Je voudrais dire tout d'abord à Fabienne Keller que les relations entre l'Etat et les collectivités territoriales sont toujours très complexes : chacun est tenté d'accuser l'autre de se désengager, et des évolutions se dessinent parfois en cours d'année sur un certain nombre de lignes budgétaires.
Je ne nie pas cette réalité, mais je mets en garde contre les fausses nouvelles et les rumeurs, notamment en ce qui concerne le spectacle vivant. Je notifie actuellement un certain nombre d'éléments aux directions régionales des affaires culturelles ; nous en sommes aux derniers ajustements, aux derniers réglages, aux individualisations. Alors, ne prêtez pas trop d'attention à ceux qui, versant dans le catastrophisme, pleurent après des crédits qu'on leur aurait pris : pour le moment, c'est faux, puisque la décision n'a pas encore été prise par le ministre.
* * * *
ACTIONS DEMANDÉES:
(1) Traduire en anglais la phrase suivante de l'extrait : « Je ne nie pas cette réalité, mais je mets en garde contre les fausses nouvelles et les rumeurs, notamment en ce qui concerne le spectacle vivant. »
(2) D'après l'extrait, à quels services un certain nombre d'éléments sont-ils actuellement notifiés ?
(3) Condenser le paragraphe de l'extrait qui commence par « Je ne nie pas cette réalité » en conservant ses faits principaux.

[Données de délimitation des régions]
* * * *
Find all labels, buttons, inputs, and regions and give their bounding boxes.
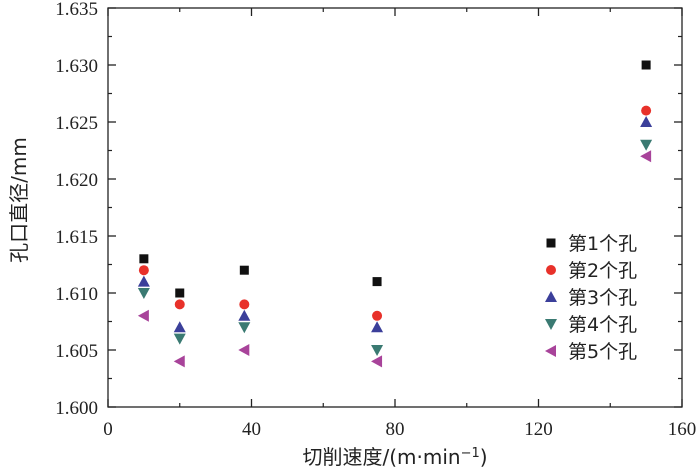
legend-marker (546, 265, 556, 275)
y-tick-label: 1.615 (55, 227, 98, 248)
data-point (640, 139, 653, 151)
legend-item: 第5个孔 (545, 341, 637, 363)
x-axis-title-sup: −1 (461, 446, 480, 461)
legend-item: 第4个孔 (545, 314, 637, 336)
legend-label: 第4个孔 (568, 314, 637, 336)
data-point (371, 345, 384, 356)
series-4 (137, 139, 653, 356)
data-point (640, 150, 652, 163)
data-point (239, 299, 250, 310)
legend-marker (545, 345, 556, 357)
data-point (137, 275, 150, 287)
data-point (640, 116, 653, 127)
data-point (173, 355, 185, 368)
data-point (371, 321, 384, 333)
legend-item: 第2个孔 (546, 260, 637, 282)
data-point (174, 299, 185, 310)
y-tick-label: 1.600 (55, 398, 98, 419)
series-3 (137, 116, 653, 333)
series-1 (139, 60, 651, 298)
data-marks (137, 60, 653, 368)
data-point (137, 288, 150, 299)
legend-label: 第1个孔 (568, 233, 637, 255)
data-point (641, 105, 652, 116)
data-point (173, 333, 186, 345)
data-point (175, 288, 185, 298)
x-tick-label: 120 (524, 419, 553, 440)
legend-label: 第2个孔 (568, 260, 637, 282)
data-point (239, 265, 249, 275)
legend-marker (546, 238, 556, 248)
axes: 0 40 80 120 160 1.600 1.605 1.610 1.615 1.620 1.62… (55, 0, 696, 440)
x-axis-title: 切削速度/(m·min−1) (302, 445, 487, 469)
data-point (138, 265, 149, 276)
data-point (238, 322, 251, 334)
legend-label: 第3个孔 (568, 287, 637, 309)
legend-marker (545, 319, 557, 330)
x-tick-label: 160 (668, 419, 697, 440)
y-tick-label: 1.605 (55, 341, 98, 362)
x-axis-title-main: 切削速度/(m·min (302, 445, 460, 469)
legend-item: 第3个孔 (545, 287, 637, 309)
y-tick-label: 1.620 (55, 170, 98, 191)
data-point (641, 60, 651, 70)
y-tick-label: 1.630 (55, 56, 98, 77)
x-tick-label: 0 (103, 419, 113, 440)
series-5 (137, 150, 652, 368)
data-point (372, 277, 382, 287)
y-tick-label: 1.635 (55, 0, 98, 20)
x-tick-label: 40 (242, 419, 261, 440)
data-point (173, 321, 186, 333)
data-point (371, 355, 383, 368)
data-point (139, 254, 149, 264)
legend-label: 第5个孔 (568, 341, 637, 363)
y-tick-label: 1.625 (55, 113, 98, 134)
data-point (238, 344, 250, 356)
data-point (137, 309, 149, 322)
x-tick-label: 80 (386, 419, 405, 440)
series-2 (138, 105, 652, 321)
x-axis-title-tail: ) (480, 445, 488, 469)
data-point (238, 309, 251, 321)
y-axis-title: 孔口直径/mm (7, 137, 31, 263)
legend-marker (545, 291, 557, 302)
data-point (372, 310, 383, 321)
legend-item: 第1个孔 (546, 233, 637, 255)
y-tick-label: 1.610 (55, 284, 98, 305)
* * * *
RÉPONSES AUX CONSIGNES:
(1) I do not deny this reality, but I warn against false news and rumors, particularly with regard to live performance.

(2) Aux directions régionales des affaires culturelles.

(3) Sans nier cette réalité, je mets en garde contre les fausses nouvelles et les rumeurs, en particulier sur le spectacle vivant. Les éléments en cours de notification aux directions régionales des affaires culturelles en sont aux derniers ajustements et aux individualisations. Les plaintes catastrophistes sur des crédits retirés sont pour l'instant fausses, car le ministre n'a pas encore pris la décision.